작업 자료 ->
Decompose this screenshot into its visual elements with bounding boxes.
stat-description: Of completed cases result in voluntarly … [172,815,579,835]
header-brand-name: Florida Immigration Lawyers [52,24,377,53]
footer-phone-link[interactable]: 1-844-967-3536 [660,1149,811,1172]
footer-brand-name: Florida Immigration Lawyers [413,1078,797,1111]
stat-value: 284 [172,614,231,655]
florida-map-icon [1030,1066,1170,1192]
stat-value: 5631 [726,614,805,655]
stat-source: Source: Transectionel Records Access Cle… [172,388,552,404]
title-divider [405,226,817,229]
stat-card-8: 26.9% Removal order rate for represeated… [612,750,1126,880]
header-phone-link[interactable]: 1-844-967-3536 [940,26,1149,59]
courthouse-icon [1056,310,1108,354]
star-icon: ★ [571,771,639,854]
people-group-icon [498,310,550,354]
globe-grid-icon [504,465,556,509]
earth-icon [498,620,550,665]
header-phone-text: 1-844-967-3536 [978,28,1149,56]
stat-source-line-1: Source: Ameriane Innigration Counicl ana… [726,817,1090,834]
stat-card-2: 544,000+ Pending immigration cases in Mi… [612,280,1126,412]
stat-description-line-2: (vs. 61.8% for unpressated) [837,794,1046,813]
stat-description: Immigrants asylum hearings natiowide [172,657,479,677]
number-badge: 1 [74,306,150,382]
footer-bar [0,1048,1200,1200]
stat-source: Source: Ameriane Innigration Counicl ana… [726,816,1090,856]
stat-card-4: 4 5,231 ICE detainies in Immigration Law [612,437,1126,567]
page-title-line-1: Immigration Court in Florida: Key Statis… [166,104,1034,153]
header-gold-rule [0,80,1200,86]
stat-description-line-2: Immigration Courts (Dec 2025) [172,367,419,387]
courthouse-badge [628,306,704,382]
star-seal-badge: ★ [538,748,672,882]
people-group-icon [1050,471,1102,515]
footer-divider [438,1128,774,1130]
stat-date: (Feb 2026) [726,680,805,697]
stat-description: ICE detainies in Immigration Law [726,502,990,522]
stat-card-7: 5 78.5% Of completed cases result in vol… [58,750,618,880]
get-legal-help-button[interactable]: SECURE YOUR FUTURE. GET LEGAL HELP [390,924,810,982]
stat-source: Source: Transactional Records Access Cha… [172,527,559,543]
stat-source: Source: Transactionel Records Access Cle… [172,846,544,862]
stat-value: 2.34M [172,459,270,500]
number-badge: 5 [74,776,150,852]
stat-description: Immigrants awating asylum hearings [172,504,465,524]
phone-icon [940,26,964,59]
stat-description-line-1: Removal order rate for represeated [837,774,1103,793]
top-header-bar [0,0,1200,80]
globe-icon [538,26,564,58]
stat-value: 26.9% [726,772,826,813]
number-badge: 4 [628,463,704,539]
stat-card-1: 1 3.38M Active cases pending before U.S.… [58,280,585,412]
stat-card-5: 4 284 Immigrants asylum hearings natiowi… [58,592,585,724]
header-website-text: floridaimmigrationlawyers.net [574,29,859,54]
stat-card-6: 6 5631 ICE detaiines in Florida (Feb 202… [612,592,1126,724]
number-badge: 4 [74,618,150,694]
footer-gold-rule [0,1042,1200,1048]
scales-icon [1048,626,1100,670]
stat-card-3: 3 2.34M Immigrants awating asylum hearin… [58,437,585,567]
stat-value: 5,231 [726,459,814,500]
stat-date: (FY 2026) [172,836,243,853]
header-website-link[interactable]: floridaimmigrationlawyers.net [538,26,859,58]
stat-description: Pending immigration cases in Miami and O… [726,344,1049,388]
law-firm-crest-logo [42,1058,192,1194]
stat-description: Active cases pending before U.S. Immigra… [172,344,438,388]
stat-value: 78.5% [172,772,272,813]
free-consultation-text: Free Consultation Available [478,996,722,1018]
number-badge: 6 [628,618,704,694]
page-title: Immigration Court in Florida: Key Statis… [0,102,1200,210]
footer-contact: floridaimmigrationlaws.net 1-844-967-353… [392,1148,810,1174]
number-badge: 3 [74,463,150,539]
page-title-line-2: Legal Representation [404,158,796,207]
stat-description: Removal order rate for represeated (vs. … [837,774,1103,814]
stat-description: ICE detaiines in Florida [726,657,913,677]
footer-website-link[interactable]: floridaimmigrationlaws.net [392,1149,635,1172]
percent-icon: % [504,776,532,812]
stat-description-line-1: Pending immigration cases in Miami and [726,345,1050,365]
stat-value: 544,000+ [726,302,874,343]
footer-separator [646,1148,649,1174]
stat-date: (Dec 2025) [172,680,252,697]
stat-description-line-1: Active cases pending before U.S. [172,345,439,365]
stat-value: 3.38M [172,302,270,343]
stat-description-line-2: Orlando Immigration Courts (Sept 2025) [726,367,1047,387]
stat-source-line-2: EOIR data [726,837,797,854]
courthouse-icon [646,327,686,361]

지시 사항 ->
항목의 첫 줄부터 "stat-date: (Feb 2026) [726,680,805,697]"가 들어 있는 줄까지 다시 쓰되, "stat-value"의 이름을 "stat-number"로 바꾸고 나머지는 그대로 두세요.

최종 결과 ->
Decompose this screenshot into its visual elements with bounding boxes.
stat-description: Of completed cases result in voluntarly … [172,815,579,835]
header-brand-name: Florida Immigration Lawyers [52,24,377,53]
footer-phone-link[interactable]: 1-844-967-3536 [660,1149,811,1172]
footer-brand-name: Florida Immigration Lawyers [413,1078,797,1111]
stat-number: 284 [172,614,231,655]
florida-map-icon [1030,1066,1170,1192]
stat-number: 5631 [726,614,805,655]
stat-source: Source: Transectionel Records Access Cle… [172,388,552,404]
title-divider [405,226,817,229]
stat-card-8: 26.9% Removal order rate for represeated… [612,750,1126,880]
header-phone-link[interactable]: 1-844-967-3536 [940,26,1149,59]
courthouse-icon [1056,310,1108,354]
star-icon: ★ [571,771,639,854]
people-group-icon [498,310,550,354]
globe-grid-icon [504,465,556,509]
earth-icon [498,620,550,665]
header-phone-text: 1-844-967-3536 [978,28,1149,56]
stat-source-line-1: Source: Ameriane Innigration Counicl ana… [726,817,1090,834]
stat-card-2: 544,000+ Pending immigration cases in Mi… [612,280,1126,412]
stat-description-line-2: (vs. 61.8% for unpressated) [837,794,1046,813]
stat-description: Immigrants asylum hearings natiowide [172,657,479,677]
number-badge: 1 [74,306,150,382]
footer-bar [0,1048,1200,1200]
stat-source: Source: Ameriane Innigration Counicl ana… [726,816,1090,856]
stat-card-4: 4 5,231 ICE detainies in Immigration Law [612,437,1126,567]
page-title-line-1: Immigration Court in Florida: Key Statis… [166,104,1034,153]
header-gold-rule [0,80,1200,86]
stat-description-line-2: Immigration Courts (Dec 2025) [172,367,419,387]
courthouse-badge [628,306,704,382]
star-seal-badge: ★ [538,748,672,882]
people-group-icon [1050,471,1102,515]
footer-divider [438,1128,774,1130]
stat-date: (Feb 2026) [726,680,805,697]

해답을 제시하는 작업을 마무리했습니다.